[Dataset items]

** Begin **

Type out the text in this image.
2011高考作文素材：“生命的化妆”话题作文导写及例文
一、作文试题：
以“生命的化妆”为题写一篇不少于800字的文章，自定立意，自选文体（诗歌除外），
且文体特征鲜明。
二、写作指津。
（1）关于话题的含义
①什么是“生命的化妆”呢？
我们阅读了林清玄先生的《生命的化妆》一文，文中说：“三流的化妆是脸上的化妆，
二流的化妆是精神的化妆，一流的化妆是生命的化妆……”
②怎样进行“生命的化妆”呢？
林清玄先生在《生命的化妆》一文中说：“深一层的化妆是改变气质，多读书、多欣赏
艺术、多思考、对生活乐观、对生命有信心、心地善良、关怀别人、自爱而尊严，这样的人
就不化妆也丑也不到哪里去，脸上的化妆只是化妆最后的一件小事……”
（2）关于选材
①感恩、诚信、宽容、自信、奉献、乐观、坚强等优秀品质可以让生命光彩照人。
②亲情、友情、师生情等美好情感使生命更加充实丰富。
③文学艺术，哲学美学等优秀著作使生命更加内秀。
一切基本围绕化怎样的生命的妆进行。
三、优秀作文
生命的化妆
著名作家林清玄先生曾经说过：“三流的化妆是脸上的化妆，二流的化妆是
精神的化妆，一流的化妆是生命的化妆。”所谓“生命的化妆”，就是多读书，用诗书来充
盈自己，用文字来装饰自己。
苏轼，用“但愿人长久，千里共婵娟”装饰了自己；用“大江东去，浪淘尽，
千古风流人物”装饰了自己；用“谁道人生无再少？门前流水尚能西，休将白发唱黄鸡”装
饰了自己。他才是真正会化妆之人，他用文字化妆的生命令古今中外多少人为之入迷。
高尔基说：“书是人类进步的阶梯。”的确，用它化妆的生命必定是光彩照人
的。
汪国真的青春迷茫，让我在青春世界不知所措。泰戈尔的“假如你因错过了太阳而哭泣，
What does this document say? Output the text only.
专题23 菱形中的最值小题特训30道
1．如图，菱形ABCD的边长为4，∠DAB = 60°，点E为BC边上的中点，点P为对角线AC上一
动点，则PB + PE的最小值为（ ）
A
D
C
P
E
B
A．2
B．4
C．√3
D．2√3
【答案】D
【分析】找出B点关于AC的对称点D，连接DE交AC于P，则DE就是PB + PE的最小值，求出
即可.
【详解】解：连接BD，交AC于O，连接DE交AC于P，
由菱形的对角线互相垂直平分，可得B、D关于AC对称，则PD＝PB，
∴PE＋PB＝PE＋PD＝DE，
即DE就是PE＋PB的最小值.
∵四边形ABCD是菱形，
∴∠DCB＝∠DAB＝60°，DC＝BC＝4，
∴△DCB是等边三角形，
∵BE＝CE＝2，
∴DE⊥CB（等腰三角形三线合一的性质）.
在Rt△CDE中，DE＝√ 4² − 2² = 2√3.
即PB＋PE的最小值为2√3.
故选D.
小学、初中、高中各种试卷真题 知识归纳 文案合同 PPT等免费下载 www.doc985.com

** End **

* WHAT THE TASK REQUIRES *
Give only the number of lines above that hold the string "连接DE交AC于P".

* FINAL RESULT *
2